Repeat the listing in full, word for word.

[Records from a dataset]
###
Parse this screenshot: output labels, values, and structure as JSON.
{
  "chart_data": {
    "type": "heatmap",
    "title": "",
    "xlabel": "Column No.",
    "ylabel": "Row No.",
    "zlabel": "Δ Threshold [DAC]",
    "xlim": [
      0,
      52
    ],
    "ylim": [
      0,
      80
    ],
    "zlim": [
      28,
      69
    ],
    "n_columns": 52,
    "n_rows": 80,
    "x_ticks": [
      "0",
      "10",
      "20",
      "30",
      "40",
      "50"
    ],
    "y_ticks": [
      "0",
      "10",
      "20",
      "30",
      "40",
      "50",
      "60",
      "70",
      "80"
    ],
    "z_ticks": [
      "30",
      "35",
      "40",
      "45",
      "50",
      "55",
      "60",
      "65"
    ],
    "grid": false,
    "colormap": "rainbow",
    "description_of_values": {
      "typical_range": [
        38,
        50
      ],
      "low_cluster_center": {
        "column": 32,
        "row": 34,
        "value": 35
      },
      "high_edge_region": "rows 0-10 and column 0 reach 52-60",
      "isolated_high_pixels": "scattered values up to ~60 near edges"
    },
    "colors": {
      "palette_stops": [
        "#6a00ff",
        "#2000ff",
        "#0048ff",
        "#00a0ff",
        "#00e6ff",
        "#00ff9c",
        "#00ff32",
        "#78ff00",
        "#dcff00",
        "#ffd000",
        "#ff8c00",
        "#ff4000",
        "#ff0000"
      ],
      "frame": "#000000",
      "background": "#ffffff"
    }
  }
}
###
■ TASK RESULT:
Parse this screenshot: output labels, values, and structure as JSON.
{
  "chart_data": {
    "type": "heatmap",
    "title": "",
    "xlabel": "Column No.",
    "ylabel": "Row No.",
    "zlabel": "Δ Threshold [DAC]",
    "xlim": [
      0,
      52
    ],
    "ylim": [
      0,
      80
    ],
    "zlim": [
      28,
      69
    ],
    "n_columns": 52,
    "n_rows": 80,
    "x_ticks": [
      "0",
      "10",
      "20",
      "30",
      "40",
      "50"
    ],
    "y_ticks": [
      "0",
      "10",
      "20",
      "30",
      "40",
      "50",
      "60",
      "70",
      "80"
    ],
    "z_ticks": [
      "30",
      "35",
      "40",
      "45",
      "50",
      "55",
      "60",
      "65"
    ],
    "grid": false,
    "colormap": "rainbow",
    "description_of_values": {
      "typical_range": [
        38,
        50
      ],
      "low_cluster_center": {
        "column": 32,
        "row": 34,
        "value": 35
      },
      "high_edge_region": "rows 0-10 and column 0 reach 52-60",
      "isolated_high_pixels": "scattered values up to ~60 near edges"
    },
    "colors": {
      "palette_stops": [
        "#6a00ff",
        "#2000ff",
        "#0048ff",
        "#00a0ff",
        "#00e6ff",
        "#00ff9c",
        "#00ff32",
        "#78ff00",
        "#dcff00",
        "#ffd000",
        "#ff8c00",
        "#ff4000",
        "#ff0000"
      ],
      "frame": "#000000",
      "background": "#ffffff"
    }
  }
}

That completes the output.